= Text section =
========================

If residential development were cut back, the other two categories could be increased proportionately. Depending on the total number of residential units built, some percentage (15%) is expected to be set aside as affordable housing. At this point it is unclear what kind of subsidy (public or private) would be required to support the 600-860 affordable units.

—–

To protect against a 16-inch sea level rise (most of the area is barely above sea level), a new storm drainage and flood protection plan will have to be instituted. This could include a seawall at the Union Pacific railroad tracks. It also probably means that the fields for both outdoor venues would not be sunken as the Coliseum is. Instead they would be at grade or higher.

——

Here’s a surefire win:

“Sports teams should be encouraged to provide ad hoc transit between the game venues and other transit stations, in order to avoid congestion at maximum event times.”

The teams’ parking is already being compromised. Surely they’ll lap this request for team-provided shuttles right up.

——-

Much of the rest of the Specific Plan is devoted to detailed zoning changes. I’m not going to get into that, we all know what the big picture is here: sports and mixed-use. The EIR is due in two weeks. Expect a much longer post for that, along with a lot of questions from community groups.

13 thoughts on “Coliseum City Specific Plan Final Draft Released

  1. And then hopefully we’ll see each team’s plan in the next few months. The saga us ramping up.

  2. It’s so difficult, to get something built even if you have available land, and a willing team ownership. Of course, assuming the Raiders and (or) A’s, are actually willing.
    This is difficult under the best set of circumstances, and I don’t think anyone would confuse Oakland, the Raiders, and the A’s, as the best set of circumstances.

  3. The start of chapter 7 of the Specific Plan talks about impact fees and the role they could play in this project. This is something I’ve been talking and thinking about often lately. In November of last year Oakland began a study of implementing new impact fees for the city. These fees would be the most likely funding source for affordable housing. The East Bay Express wrote about the issue:

    http://www.eastbayexpress.com/oakland/can-oakland-afford-affordable-housing/Content?oid=3879816

    When Schaaf was elected mayor, this was one of the initial subjects that was dressed:

    http://www.bizjournals.com/sanfrancisco/blog/2014/11/libby-schaaf-oakland-mayor-development-impact-fees.html?page=all

    It’s something that we should all be thinking about now, because the numbers that are being mentioned with regard to affordable housing, as ML pointed out, will need to be subsidized. Impact fees in Oakland are coming, make no mistake. Even if the number is closer to the $30k per unit charged in Milpitas as opposed to the $100k per unit charged in San Francisco, if the Coliseum City housing number reaches 4,000 units, we’re talking about an additional $120 million or so in development fees added on to the final cost of the project.

========================

= Data segment =
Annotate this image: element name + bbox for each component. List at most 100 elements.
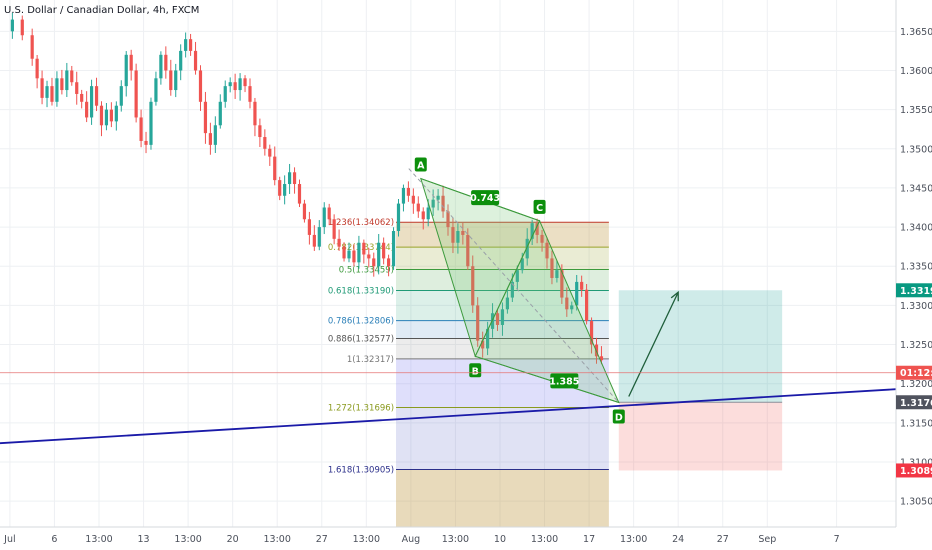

========================

= Tasks to complete =
a: Summarize the Coliseum City passage in two sentences.
b: Reproduce the Coliseum City passage between "Here’s a surefire" and "shuttles right up.", inclusive.

= Results in order =
a: The plan expects about 15% of residential units to be set aside as affordable housing, though it is unclear what subsidy would support the 600-860 affordable units. It also calls for a new storm drainage and flood protection plan against a 16-inch sea level rise, possibly including a seawall at the Union Pacific railroad tracks, and a commenter argues that coming impact fees could add about $120 million to the project's cost if housing reaches 4,000 units.

b:
Here’s a surefire win:

“Sports teams should be encouraged to provide ad hoc transit between the game venues and other transit stations, in order to avoid congestion at maximum event times.”

The teams’ parking is already being compromised. Surely they’ll lap this request for team-provided shuttles right up.